- WHAT THIS TASK INVOLVES:
Reproduce the data below verbatim, starting from its first line and ending with the line containing "ingang-badge-71: 71 [1023,575,1056,609]", with that line included.

- DATA EXTRACT:

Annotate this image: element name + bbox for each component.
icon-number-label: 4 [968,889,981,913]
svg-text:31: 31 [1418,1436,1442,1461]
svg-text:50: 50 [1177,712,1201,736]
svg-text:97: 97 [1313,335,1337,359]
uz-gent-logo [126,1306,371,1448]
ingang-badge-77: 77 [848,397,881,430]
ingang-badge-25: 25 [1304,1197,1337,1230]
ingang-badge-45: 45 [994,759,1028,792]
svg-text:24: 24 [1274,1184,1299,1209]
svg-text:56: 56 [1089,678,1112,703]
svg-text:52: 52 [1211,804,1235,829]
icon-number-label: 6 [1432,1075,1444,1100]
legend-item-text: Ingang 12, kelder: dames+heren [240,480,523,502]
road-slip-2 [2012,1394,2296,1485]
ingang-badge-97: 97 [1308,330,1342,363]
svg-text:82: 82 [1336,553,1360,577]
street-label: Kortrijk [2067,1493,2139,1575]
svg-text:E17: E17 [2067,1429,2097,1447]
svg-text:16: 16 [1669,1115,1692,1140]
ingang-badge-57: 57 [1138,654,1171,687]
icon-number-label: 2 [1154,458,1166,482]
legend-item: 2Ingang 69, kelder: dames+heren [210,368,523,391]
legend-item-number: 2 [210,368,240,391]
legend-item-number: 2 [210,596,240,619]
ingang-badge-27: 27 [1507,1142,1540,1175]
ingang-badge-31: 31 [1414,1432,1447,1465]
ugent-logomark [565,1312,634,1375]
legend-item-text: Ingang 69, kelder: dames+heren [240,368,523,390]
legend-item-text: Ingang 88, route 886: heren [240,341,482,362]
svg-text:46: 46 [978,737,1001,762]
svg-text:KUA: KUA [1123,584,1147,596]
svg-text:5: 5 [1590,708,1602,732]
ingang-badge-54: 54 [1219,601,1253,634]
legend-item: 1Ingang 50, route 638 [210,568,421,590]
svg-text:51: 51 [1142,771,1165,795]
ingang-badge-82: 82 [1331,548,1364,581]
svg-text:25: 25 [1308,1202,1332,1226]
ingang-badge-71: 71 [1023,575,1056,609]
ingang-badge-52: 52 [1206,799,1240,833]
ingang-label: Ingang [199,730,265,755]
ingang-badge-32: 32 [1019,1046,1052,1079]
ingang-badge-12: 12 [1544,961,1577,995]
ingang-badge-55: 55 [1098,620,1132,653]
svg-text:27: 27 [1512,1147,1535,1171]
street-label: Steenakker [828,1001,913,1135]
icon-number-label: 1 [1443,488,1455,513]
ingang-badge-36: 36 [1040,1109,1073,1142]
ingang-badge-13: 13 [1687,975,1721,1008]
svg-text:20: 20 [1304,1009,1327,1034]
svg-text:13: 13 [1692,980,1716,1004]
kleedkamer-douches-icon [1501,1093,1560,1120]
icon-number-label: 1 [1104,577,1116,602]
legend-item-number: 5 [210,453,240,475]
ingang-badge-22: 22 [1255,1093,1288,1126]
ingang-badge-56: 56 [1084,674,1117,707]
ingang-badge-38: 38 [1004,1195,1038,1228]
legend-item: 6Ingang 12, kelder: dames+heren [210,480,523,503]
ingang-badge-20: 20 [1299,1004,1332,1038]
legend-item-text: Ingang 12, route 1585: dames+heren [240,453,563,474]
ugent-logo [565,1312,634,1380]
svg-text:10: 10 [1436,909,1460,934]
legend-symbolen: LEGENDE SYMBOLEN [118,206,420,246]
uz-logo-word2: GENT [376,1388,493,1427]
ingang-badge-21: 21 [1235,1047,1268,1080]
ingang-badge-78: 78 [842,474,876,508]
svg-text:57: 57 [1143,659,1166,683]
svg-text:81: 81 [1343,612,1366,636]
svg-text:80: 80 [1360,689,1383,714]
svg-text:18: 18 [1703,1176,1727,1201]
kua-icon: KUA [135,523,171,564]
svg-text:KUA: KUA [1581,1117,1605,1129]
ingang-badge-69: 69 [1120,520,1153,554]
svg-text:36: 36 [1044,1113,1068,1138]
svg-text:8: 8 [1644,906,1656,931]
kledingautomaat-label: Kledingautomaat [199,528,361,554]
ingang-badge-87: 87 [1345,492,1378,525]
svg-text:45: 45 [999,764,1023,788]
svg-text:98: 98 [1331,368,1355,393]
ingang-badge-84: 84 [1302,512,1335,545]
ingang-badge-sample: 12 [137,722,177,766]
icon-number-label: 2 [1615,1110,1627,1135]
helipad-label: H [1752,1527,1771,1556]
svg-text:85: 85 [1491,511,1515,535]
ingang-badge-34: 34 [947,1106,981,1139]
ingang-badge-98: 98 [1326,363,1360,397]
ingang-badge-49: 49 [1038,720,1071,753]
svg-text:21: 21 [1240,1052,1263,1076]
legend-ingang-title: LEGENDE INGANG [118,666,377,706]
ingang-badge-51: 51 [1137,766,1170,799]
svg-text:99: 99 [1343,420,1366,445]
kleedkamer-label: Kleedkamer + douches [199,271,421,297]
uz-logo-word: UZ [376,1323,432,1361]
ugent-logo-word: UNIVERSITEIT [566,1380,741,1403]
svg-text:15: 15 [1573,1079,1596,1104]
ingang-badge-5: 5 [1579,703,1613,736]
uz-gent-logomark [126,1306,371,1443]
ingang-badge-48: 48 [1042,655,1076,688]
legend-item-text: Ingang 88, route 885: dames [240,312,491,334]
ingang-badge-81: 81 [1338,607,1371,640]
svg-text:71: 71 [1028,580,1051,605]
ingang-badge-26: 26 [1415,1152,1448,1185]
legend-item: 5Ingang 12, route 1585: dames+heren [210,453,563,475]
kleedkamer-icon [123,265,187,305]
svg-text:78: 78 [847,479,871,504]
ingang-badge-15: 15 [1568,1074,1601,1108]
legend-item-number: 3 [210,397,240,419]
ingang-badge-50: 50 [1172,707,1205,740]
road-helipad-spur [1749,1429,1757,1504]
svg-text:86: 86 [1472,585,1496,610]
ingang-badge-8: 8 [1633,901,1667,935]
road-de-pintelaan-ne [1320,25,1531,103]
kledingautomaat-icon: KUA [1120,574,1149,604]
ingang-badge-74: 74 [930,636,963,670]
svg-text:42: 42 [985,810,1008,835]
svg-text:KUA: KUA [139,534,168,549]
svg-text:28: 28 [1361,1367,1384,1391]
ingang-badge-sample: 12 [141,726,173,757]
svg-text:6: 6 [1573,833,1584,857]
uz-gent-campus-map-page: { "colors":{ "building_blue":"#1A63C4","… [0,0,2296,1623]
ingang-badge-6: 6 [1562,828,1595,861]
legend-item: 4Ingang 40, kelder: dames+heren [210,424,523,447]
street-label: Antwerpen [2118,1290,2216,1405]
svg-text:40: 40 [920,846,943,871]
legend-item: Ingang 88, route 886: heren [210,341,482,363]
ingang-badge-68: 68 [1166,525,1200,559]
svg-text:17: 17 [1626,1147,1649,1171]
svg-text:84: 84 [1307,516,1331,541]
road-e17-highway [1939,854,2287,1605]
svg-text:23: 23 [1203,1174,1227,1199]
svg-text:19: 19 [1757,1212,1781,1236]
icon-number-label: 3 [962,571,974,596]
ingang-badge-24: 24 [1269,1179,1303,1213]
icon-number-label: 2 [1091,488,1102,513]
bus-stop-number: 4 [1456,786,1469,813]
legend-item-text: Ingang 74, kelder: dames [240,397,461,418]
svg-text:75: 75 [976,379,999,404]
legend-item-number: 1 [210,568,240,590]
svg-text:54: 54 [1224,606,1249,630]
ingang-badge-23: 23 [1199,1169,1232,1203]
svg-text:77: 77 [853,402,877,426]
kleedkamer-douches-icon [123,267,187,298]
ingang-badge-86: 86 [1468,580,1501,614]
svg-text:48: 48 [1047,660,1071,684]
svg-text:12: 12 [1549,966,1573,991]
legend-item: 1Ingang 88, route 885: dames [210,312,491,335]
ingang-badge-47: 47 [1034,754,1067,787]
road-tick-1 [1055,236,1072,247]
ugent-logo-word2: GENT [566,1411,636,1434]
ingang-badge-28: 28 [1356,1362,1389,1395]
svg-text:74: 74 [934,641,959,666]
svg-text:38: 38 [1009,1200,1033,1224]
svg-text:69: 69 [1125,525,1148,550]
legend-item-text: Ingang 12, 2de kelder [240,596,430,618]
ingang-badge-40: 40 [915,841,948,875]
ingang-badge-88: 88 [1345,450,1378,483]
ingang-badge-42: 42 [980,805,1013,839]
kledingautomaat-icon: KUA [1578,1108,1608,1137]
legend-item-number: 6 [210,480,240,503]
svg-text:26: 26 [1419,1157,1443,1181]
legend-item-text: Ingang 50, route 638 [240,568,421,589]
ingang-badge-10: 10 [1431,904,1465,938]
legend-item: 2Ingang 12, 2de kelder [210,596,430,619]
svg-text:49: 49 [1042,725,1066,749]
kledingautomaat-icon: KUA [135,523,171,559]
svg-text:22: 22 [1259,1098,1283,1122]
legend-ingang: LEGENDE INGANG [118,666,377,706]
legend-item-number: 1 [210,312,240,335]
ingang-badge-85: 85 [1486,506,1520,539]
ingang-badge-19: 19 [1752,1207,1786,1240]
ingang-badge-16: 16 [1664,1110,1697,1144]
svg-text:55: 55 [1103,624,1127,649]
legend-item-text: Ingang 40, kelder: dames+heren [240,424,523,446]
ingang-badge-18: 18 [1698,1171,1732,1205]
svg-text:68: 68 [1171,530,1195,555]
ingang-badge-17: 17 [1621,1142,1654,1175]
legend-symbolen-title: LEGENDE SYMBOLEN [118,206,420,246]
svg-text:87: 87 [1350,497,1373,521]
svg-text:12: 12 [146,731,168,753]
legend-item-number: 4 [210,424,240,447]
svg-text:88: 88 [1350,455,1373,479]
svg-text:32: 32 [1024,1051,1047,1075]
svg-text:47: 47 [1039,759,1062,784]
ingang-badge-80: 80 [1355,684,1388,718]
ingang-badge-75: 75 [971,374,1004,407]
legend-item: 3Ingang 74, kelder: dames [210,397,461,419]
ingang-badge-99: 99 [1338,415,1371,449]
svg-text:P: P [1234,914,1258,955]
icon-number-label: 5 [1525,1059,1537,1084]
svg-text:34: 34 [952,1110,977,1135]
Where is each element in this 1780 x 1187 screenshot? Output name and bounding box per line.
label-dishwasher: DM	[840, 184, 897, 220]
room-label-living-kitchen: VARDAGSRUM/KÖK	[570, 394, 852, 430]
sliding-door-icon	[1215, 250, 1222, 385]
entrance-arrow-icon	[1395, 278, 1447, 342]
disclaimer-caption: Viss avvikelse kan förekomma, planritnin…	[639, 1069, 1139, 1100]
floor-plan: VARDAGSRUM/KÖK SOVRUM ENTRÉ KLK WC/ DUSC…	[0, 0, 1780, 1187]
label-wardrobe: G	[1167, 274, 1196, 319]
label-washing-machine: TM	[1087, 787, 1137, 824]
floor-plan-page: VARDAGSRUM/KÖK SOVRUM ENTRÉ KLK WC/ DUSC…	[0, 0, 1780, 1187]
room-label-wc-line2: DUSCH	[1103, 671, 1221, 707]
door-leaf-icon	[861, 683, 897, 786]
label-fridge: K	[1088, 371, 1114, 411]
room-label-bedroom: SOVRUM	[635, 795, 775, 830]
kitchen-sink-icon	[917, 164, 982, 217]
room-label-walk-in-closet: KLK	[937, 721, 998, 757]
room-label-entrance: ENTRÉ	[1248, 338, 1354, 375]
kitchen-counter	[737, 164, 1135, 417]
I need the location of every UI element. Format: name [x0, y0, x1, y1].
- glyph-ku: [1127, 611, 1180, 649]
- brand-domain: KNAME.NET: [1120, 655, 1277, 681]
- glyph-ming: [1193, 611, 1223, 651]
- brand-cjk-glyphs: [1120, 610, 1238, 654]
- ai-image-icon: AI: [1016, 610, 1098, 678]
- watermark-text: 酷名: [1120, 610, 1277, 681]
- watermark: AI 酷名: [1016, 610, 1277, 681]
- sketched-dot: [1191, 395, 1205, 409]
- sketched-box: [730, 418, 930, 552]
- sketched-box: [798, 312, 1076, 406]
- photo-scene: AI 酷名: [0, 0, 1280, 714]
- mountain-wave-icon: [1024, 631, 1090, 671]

- THE SOLUTION:
Annotate this image: element name + bbox for each component.
icon-number-label: 4 [968,889,981,913]
svg-text:31: 31 [1418,1436,1442,1461]
svg-text:50: 50 [1177,712,1201,736]
svg-text:97: 97 [1313,335,1337,359]
uz-gent-logo [126,1306,371,1448]
ingang-badge-77: 77 [848,397,881,430]
ingang-badge-25: 25 [1304,1197,1337,1230]
ingang-badge-45: 45 [994,759,1028,792]
svg-text:24: 24 [1274,1184,1299,1209]
svg-text:56: 56 [1089,678,1112,703]
svg-text:52: 52 [1211,804,1235,829]
icon-number-label: 6 [1432,1075,1444,1100]
legend-item-text: Ingang 12, kelder: dames+heren [240,480,523,502]
road-slip-2 [2012,1394,2296,1485]
ingang-badge-97: 97 [1308,330,1342,363]
svg-text:82: 82 [1336,553,1360,577]
street-label: Kortrijk [2067,1493,2139,1575]
svg-text:E17: E17 [2067,1429,2097,1447]
svg-text:16: 16 [1669,1115,1692,1140]
ingang-badge-57: 57 [1138,654,1171,687]
icon-number-label: 2 [1154,458,1166,482]
legend-item: 2Ingang 69, kelder: dames+heren [210,368,523,391]
legend-item-number: 2 [210,368,240,391]
legend-item-number: 2 [210,596,240,619]
ingang-badge-27: 27 [1507,1142,1540,1175]
ingang-badge-31: 31 [1414,1432,1447,1465]
ugent-logomark [565,1312,634,1375]
legend-item-text: Ingang 69, kelder: dames+heren [240,368,523,390]
legend-item-text: Ingang 88, route 886: heren [240,341,482,362]
svg-text:46: 46 [978,737,1001,762]
svg-text:KUA: KUA [1123,584,1147,596]
svg-text:5: 5 [1590,708,1602,732]
ingang-badge-54: 54 [1219,601,1253,634]
legend-item: 1Ingang 50, route 638 [210,568,421,590]
svg-text:51: 51 [1142,771,1165,795]
ingang-badge-82: 82 [1331,548,1364,581]
svg-text:25: 25 [1308,1202,1332,1226]
ingang-badge-71: 71 [1023,575,1056,609]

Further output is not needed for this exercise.